** SET TASK **
Quote the data below in full, please, without altering anything.

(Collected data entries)
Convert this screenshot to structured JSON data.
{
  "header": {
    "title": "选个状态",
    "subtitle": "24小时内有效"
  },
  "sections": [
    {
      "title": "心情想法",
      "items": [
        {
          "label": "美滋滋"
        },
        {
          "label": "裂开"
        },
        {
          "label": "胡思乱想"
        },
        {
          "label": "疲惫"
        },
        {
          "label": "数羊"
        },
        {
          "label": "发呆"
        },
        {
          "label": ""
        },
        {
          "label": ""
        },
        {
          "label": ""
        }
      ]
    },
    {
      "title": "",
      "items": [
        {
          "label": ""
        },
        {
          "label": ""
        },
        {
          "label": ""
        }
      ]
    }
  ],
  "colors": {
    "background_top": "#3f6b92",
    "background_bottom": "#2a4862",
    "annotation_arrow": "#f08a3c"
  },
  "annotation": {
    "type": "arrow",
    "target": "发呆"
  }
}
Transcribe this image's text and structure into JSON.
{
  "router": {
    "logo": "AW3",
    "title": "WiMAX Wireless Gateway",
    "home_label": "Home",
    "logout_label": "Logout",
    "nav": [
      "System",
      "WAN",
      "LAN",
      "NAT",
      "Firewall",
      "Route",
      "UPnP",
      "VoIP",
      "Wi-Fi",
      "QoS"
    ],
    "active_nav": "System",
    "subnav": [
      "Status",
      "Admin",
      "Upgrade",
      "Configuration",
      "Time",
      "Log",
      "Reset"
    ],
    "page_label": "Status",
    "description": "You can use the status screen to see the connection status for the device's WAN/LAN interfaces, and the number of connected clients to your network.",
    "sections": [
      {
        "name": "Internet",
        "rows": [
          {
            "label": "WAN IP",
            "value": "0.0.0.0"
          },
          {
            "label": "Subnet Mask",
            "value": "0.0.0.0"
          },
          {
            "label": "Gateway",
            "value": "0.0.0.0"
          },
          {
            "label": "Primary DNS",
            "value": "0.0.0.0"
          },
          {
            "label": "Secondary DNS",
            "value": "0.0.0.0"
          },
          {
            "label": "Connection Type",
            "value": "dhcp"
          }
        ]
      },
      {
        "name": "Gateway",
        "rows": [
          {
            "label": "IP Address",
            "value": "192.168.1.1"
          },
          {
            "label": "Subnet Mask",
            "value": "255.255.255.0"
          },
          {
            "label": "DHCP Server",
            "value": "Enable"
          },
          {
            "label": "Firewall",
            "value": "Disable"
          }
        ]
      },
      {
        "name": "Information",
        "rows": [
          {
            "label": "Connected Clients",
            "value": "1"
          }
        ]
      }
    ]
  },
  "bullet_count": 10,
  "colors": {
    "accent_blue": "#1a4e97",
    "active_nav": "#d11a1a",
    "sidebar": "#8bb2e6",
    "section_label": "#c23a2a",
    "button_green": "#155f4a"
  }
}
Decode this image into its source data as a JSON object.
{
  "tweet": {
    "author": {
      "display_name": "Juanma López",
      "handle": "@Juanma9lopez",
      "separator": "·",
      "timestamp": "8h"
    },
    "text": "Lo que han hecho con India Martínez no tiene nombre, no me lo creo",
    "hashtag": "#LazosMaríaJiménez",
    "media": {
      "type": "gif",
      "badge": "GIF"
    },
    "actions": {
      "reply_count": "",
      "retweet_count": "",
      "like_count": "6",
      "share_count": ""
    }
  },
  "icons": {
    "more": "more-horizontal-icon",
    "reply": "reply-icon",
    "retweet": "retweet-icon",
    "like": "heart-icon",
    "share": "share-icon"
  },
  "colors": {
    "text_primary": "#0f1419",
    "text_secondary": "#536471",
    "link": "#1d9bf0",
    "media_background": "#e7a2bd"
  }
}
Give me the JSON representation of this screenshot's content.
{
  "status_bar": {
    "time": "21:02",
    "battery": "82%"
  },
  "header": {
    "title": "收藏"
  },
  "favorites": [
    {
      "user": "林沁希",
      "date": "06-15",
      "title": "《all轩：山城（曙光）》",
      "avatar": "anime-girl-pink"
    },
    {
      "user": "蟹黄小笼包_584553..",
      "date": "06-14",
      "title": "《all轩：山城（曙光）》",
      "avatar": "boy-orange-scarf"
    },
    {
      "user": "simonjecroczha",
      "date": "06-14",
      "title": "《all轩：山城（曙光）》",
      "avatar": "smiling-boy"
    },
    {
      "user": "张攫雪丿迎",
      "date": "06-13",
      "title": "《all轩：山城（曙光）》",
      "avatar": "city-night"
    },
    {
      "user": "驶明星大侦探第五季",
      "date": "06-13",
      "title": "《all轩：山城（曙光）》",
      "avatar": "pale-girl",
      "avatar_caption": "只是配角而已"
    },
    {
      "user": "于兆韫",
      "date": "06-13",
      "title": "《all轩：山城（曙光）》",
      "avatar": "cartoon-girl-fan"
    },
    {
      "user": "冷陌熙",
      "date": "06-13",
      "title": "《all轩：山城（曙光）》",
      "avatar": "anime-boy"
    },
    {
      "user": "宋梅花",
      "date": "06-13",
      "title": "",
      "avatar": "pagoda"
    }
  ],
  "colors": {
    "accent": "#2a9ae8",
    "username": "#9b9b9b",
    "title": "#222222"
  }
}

** SOLUTION TO THIS PROBLEM **
Convert this screenshot to structured JSON data.
{
  "header": {
    "title": "选个状态",
    "subtitle": "24小时内有效"
  },
  "sections": [
    {
      "title": "心情想法",
      "items": [
        {
          "label": "美滋滋"
        },
        {
          "label": "裂开"
        },
        {
          "label": "胡思乱想"
        },
        {
          "label": "疲惫"
        },
        {
          "label": "数羊"
        },
        {
          "label": "发呆"
        },
        {
          "label": ""
        },
        {
          "label": ""
        },
        {
          "label": ""
        }
      ]
    },
    {
      "title": "",
      "items": [
        {
          "label": ""
        },
        {
          "label": ""
        },
        {
          "label": ""
        }
      ]
    }
  ],
  "colors": {
    "background_top": "#3f6b92",
    "background_bottom": "#2a4862",
    "annotation_arrow": "#f08a3c"
  },
  "annotation": {
    "type": "arrow",
    "target": "发呆"
  }
}
Transcribe this image's text and structure into JSON.
{
  "router": {
    "logo": "AW3",
    "title": "WiMAX Wireless Gateway",
    "home_label": "Home",
    "logout_label": "Logout",
    "nav": [
      "System",
      "WAN",
      "LAN",
      "NAT",
      "Firewall",
      "Route",
      "UPnP",
      "VoIP",
      "Wi-Fi",
      "QoS"
    ],
    "active_nav": "System",
    "subnav": [
      "Status",
      "Admin",
      "Upgrade",
      "Configuration",
      "Time",
      "Log",
      "Reset"
    ],
    "page_label": "Status",
    "description": "You can use the status screen to see the connection status for the device's WAN/LAN interfaces, and the number of connected clients to your network.",
    "sections": [
      {
        "name": "Internet",
        "rows": [
          {
            "label": "WAN IP",
            "value": "0.0.0.0"
          },
          {
            "label": "Subnet Mask",
            "value": "0.0.0.0"
          },
          {
            "label": "Gateway",
            "value": "0.0.0.0"
          },
          {
            "label": "Primary DNS",
            "value": "0.0.0.0"
          },
          {
            "label": "Secondary DNS",
            "value": "0.0.0.0"
          },
          {
            "label": "Connection Type",
            "value": "dhcp"
          }
        ]
      },
      {
        "name": "Gateway",
        "rows": [
          {
            "label": "IP Address",
            "value": "192.168.1.1"
          },
          {
            "label": "Subnet Mask",
            "value": "255.255.255.0"
          },
          {
            "label": "DHCP Server",
            "value": "Enable"
          },
          {
            "label": "Firewall",
            "value": "Disable"
          }
        ]
      },
      {
        "name": "Information",
        "rows": [
          {
            "label": "Connected Clients",
            "value": "1"
          }
        ]
      }
    ]
  },
  "bullet_count": 10,
  "colors": {
    "accent_blue": "#1a4e97",
    "active_nav": "#d11a1a",
    "sidebar": "#8bb2e6",
    "section_label": "#c23a2a",
    "button_green": "#155f4a"
  }
}
Decode this image into its source data as a JSON object.
{
  "tweet": {
    "author": {
      "display_name": "Juanma López",
      "handle": "@Juanma9lopez",
      "separator": "·",
      "timestamp": "8h"
    },
    "text": "Lo que han hecho con India Martínez no tiene nombre, no me lo creo",
    "hashtag": "#LazosMaríaJiménez",
    "media": {
      "type": "gif",
      "badge": "GIF"
    },
    "actions": {
      "reply_count": "",
      "retweet_count": "",
      "like_count": "6",
      "share_count": ""
    }
  },
  "icons": {
    "more": "more-horizontal-icon",
    "reply": "reply-icon",
    "retweet": "retweet-icon",
    "like": "heart-icon",
    "share": "share-icon"
  },
  "colors": {
    "text_primary": "#0f1419",
    "text_secondary": "#536471",
    "link": "#1d9bf0",
    "media_background": "#e7a2bd"
  }
}
Give me the JSON representation of this screenshot's content.
{
  "status_bar": {
    "time": "21:02",
    "battery": "82%"
  },
  "header": {
    "title": "收藏"
  },
  "favorites": [
    {
      "user": "林沁希",
      "date": "06-15",
      "title": "《all轩：山城（曙光）》",
      "avatar": "anime-girl-pink"
    },
    {
      "user": "蟹黄小笼包_584553..",
      "date": "06-14",
      "title": "《all轩：山城（曙光）》",
      "avatar": "boy-orange-scarf"
    },
    {
      "user": "simonjecroczha",
      "date": "06-14",
      "title": "《all轩：山城（曙光）》",
      "avatar": "smiling-boy"
    },
    {
      "user": "张攫雪丿迎",
      "date": "06-13",
      "title": "《all轩：山城（曙光）》",
      "avatar": "city-night"
    },
    {
      "user": "驶明星大侦探第五季",
      "date": "06-13",
      "title": "《all轩：山城（曙光）》",
      "avatar": "pale-girl",
      "avatar_caption": "只是配角而已"
    },
    {
      "user": "于兆韫",
      "date": "06-13",
      "title": "《all轩：山城（曙光）》",
      "avatar": "cartoon-girl-fan"
    },
    {
      "user": "冷陌熙",
      "date": "06-13",
      "title": "《all轩：山城（曙光）》",
      "avatar": "anime-boy"
    },
    {
      "user": "宋梅花",
      "date": "06-13",
      "title": "",
      "avatar": "pagoda"
    }
  ],
  "colors": {
    "accent": "#2a9ae8",
    "username": "#9b9b9b",
    "title": "#222222"
  }
}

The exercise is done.